_Given problem:_
Make an exact copy of the entries below.

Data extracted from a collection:
◇ ◇ ◇ ◇ ◇ ◇ ◇

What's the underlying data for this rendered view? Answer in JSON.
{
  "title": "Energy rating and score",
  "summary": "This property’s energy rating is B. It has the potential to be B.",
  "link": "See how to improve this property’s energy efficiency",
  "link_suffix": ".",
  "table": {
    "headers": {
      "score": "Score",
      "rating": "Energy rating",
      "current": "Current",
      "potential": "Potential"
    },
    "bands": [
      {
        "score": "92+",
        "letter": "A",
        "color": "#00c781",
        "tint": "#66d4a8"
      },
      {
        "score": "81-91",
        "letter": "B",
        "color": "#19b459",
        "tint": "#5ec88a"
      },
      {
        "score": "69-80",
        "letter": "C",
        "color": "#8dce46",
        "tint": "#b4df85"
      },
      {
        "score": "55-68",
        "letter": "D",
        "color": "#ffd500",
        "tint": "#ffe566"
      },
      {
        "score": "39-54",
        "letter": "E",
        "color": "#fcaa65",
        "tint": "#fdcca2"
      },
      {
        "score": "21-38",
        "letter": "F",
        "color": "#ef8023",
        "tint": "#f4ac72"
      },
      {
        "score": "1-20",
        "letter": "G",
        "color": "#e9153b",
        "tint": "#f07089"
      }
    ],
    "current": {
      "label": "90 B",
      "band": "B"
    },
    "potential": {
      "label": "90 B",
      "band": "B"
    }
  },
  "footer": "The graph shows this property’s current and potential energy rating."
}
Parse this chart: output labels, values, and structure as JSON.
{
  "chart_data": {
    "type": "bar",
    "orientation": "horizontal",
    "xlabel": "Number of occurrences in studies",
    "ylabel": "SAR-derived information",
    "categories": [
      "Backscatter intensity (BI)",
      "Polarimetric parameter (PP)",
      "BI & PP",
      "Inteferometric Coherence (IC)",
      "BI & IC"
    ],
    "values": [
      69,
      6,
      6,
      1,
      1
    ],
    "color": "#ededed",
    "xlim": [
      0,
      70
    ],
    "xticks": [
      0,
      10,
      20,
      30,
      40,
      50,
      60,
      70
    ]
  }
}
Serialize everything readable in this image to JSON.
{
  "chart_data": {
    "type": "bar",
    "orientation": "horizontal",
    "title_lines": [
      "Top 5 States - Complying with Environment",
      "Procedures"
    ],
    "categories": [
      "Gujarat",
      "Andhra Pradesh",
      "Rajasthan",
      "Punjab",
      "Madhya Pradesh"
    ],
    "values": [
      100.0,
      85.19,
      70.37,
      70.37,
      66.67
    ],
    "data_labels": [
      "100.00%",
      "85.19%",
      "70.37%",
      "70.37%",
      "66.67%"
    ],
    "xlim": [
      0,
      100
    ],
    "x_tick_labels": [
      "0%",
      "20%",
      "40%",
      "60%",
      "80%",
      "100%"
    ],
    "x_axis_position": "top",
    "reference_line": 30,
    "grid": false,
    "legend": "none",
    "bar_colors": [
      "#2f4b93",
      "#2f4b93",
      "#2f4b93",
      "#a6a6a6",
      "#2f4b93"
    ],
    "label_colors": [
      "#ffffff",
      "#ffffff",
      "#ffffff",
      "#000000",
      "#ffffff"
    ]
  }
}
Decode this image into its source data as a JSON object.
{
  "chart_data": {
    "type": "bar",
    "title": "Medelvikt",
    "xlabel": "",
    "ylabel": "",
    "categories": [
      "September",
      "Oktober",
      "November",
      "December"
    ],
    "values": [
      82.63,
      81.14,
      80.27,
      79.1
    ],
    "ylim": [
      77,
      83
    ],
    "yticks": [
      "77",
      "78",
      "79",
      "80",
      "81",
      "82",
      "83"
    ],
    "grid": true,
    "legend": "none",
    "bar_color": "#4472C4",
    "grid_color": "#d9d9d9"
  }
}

◇ ◇ ◇ ◇ ◇ ◇ ◇

_Full output:_
What's the underlying data for this rendered view? Answer in JSON.
{
  "title": "Energy rating and score",
  "summary": "This property’s energy rating is B. It has the potential to be B.",
  "link": "See how to improve this property’s energy efficiency",
  "link_suffix": ".",
  "table": {
    "headers": {
      "score": "Score",
      "rating": "Energy rating",
      "current": "Current",
      "potential": "Potential"
    },
    "bands": [
      {
        "score": "92+",
        "letter": "A",
        "color": "#00c781",
        "tint": "#66d4a8"
      },
      {
        "score": "81-91",
        "letter": "B",
        "color": "#19b459",
        "tint": "#5ec88a"
      },
      {
        "score": "69-80",
        "letter": "C",
        "color": "#8dce46",
        "tint": "#b4df85"
      },
      {
        "score": "55-68",
        "letter": "D",
        "color": "#ffd500",
        "tint": "#ffe566"
      },
      {
        "score": "39-54",
        "letter": "E",
        "color": "#fcaa65",
        "tint": "#fdcca2"
      },
      {
        "score": "21-38",
        "letter": "F",
        "color": "#ef8023",
        "tint": "#f4ac72"
      },
      {
        "score": "1-20",
        "letter": "G",
        "color": "#e9153b",
        "tint": "#f07089"
      }
    ],
    "current": {
      "label": "90 B",
      "band": "B"
    },
    "potential": {
      "label": "90 B",
      "band": "B"
    }
  },
  "footer": "The graph shows this property’s current and potential energy rating."
}
Parse this chart: output labels, values, and structure as JSON.
{
  "chart_data": {
    "type": "bar",
    "orientation": "horizontal",
    "xlabel": "Number of occurrences in studies",
    "ylabel": "SAR-derived information",
    "categories": [
      "Backscatter intensity (BI)",
      "Polarimetric parameter (PP)",
      "BI & PP",
      "Inteferometric Coherence (IC)",
      "BI & IC"
    ],
    "values": [
      69,
      6,
      6,
      1,
      1
    ],
    "color": "#ededed",
    "xlim": [
      0,
      70
    ],
    "xticks": [
      0,
      10,
      20,
      30,
      40,
      50,
      60,
      70
    ]
  }
}
Serialize everything readable in this image to JSON.
{
  "chart_data": {
    "type": "bar",
    "orientation": "horizontal",
    "title_lines": [
      "Top 5 States - Complying with Environment",
      "Procedures"
    ],
    "categories": [
      "Gujarat",
      "Andhra Pradesh",
      "Rajasthan",
      "Punjab",
      "Madhya Pradesh"
    ],
    "values": [
      100.0,
      85.19,
      70.37,
      70.37,
      66.67
    ],
    "data_labels": [
      "100.00%",
      "85.19%",
      "70.37%",
      "70.37%",
      "66.67%"
    ],
    "xlim": [
      0,
      100
    ],
    "x_tick_labels": [
      "0%",
      "20%",
      "40%",
      "60%",
      "80%",
      "100%"
    ],
    "x_axis_position": "top",
    "reference_line": 30,
    "grid": false,
    "legend": "none",
    "bar_colors": [
      "#2f4b93",
      "#2f4b93",
      "#2f4b93",
      "#a6a6a6",
      "#2f4b93"
    ],
    "label_colors": [
      "#ffffff",
      "#ffffff",
      "#ffffff",
      "#000000",
      "#ffffff"
    ]
  }
}
Decode this image into its source data as a JSON object.
{
  "chart_data": {
    "type": "bar",
    "title": "Medelvikt",
    "xlabel": "",
    "ylabel": "",
    "categories": [
      "September",
      "Oktober",
      "November",
      "December"
    ],
    "values": [
      82.63,
      81.14,
      80.27,
      79.1
    ],
    "ylim": [
      77,
      83
    ],
    "yticks": [
      "77",
      "78",
      "79",
      "80",
      "81",
      "82",
      "83"
    ],
    "grid": true,
    "legend": "none",
    "bar_color": "#4472C4",
    "grid_color": "#d9d9d9"
  }
}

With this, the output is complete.